Written request → Each entry below is to be given again word for word, with no pictures.

○ ○ ○

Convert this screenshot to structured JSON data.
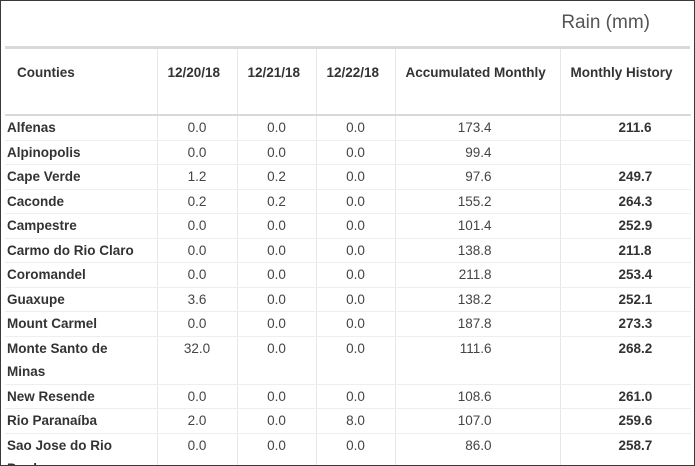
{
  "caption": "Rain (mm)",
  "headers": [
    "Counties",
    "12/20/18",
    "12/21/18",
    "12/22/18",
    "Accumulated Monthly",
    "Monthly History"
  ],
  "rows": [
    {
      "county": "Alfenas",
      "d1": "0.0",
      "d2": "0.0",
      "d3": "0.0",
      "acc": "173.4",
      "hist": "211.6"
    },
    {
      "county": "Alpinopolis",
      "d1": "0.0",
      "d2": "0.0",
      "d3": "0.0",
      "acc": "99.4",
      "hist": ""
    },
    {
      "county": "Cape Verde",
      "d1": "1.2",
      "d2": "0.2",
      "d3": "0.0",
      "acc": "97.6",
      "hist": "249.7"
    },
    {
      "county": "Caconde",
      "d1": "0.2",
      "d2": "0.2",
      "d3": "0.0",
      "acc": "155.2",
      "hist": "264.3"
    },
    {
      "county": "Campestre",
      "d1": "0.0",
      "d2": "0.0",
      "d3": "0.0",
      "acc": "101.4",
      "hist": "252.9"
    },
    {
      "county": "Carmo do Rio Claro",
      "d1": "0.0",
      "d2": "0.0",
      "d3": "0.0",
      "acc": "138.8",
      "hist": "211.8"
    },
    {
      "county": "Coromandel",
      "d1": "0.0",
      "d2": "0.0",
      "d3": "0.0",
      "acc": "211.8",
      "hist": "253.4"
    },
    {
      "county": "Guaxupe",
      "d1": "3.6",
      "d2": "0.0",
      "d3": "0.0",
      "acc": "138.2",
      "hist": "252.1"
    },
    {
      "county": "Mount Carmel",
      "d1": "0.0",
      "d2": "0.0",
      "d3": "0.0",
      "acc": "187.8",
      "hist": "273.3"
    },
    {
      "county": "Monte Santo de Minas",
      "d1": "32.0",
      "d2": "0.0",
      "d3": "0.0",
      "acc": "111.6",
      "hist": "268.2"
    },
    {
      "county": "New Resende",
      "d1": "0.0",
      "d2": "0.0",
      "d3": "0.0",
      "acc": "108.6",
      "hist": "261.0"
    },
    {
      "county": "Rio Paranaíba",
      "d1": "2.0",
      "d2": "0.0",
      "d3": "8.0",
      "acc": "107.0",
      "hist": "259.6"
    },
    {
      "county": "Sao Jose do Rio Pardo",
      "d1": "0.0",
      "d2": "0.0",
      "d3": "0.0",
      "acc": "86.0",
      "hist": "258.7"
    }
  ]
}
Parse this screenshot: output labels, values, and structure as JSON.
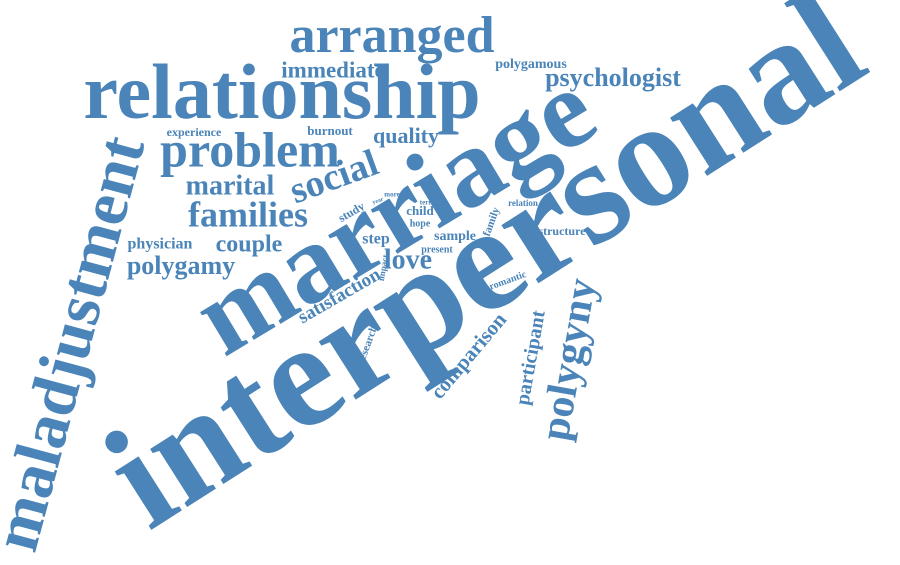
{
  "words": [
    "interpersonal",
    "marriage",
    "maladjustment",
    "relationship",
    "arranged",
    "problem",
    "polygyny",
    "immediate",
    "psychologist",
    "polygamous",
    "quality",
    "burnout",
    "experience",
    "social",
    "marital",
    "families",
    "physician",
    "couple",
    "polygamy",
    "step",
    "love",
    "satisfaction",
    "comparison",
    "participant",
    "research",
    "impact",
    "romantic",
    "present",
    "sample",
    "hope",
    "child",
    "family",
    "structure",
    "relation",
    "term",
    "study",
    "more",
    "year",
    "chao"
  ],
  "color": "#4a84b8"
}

○ ○ ○

Solution below →
Convert this screenshot to structured JSON data.
{
  "caption": "Rain (mm)",
  "headers": [
    "Counties",
    "12/20/18",
    "12/21/18",
    "12/22/18",
    "Accumulated Monthly",
    "Monthly History"
  ],
  "rows": [
    {
      "county": "Alfenas",
      "d1": "0.0",
      "d2": "0.0",
      "d3": "0.0",
      "acc": "173.4",
      "hist": "211.6"
    },
    {
      "county": "Alpinopolis",
      "d1": "0.0",
      "d2": "0.0",
      "d3": "0.0",
      "acc": "99.4",
      "hist": ""
    },
    {
      "county": "Cape Verde",
      "d1": "1.2",
      "d2": "0.2",
      "d3": "0.0",
      "acc": "97.6",
      "hist": "249.7"
    },
    {
      "county": "Caconde",
      "d1": "0.2",
      "d2": "0.2",
      "d3": "0.0",
      "acc": "155.2",
      "hist": "264.3"
    },
    {
      "county": "Campestre",
      "d1": "0.0",
      "d2": "0.0",
      "d3": "0.0",
      "acc": "101.4",
      "hist": "252.9"
    },
    {
      "county": "Carmo do Rio Claro",
      "d1": "0.0",
      "d2": "0.0",
      "d3": "0.0",
      "acc": "138.8",
      "hist": "211.8"
    },
    {
      "county": "Coromandel",
      "d1": "0.0",
      "d2": "0.0",
      "d3": "0.0",
      "acc": "211.8",
      "hist": "253.4"
    },
    {
      "county": "Guaxupe",
      "d1": "3.6",
      "d2": "0.0",
      "d3": "0.0",
      "acc": "138.2",
      "hist": "252.1"
    },
    {
      "county": "Mount Carmel",
      "d1": "0.0",
      "d2": "0.0",
      "d3": "0.0",
      "acc": "187.8",
      "hist": "273.3"
    },
    {
      "county": "Monte Santo de Minas",
      "d1": "32.0",
      "d2": "0.0",
      "d3": "0.0",
      "acc": "111.6",
      "hist": "268.2"
    },
    {
      "county": "New Resende",
      "d1": "0.0",
      "d2": "0.0",
      "d3": "0.0",
      "acc": "108.6",
      "hist": "261.0"
    },
    {
      "county": "Rio Paranaíba",
      "d1": "2.0",
      "d2": "0.0",
      "d3": "8.0",
      "acc": "107.0",
      "hist": "259.6"
    },
    {
      "county": "Sao Jose do Rio Pardo",
      "d1": "0.0",
      "d2": "0.0",
      "d3": "0.0",
      "acc": "86.0",
      "hist": "258.7"
    }
  ]
}
Parse this screenshot: output labels, values, and structure as JSON.
{
  "words": [
    "interpersonal",
    "marriage",
    "maladjustment",
    "relationship",
    "arranged",
    "problem",
    "polygyny",
    "immediate",
    "psychologist",
    "polygamous",
    "quality",
    "burnout",
    "experience",
    "social",
    "marital",
    "families",
    "physician",
    "couple",
    "polygamy",
    "step",
    "love",
    "satisfaction",
    "comparison",
    "participant",
    "research",
    "impact",
    "romantic",
    "present",
    "sample",
    "hope",
    "child",
    "family",
    "structure",
    "relation",
    "term",
    "study",
    "more",
    "year",
    "chao"
  ],
  "color": "#4a84b8"
}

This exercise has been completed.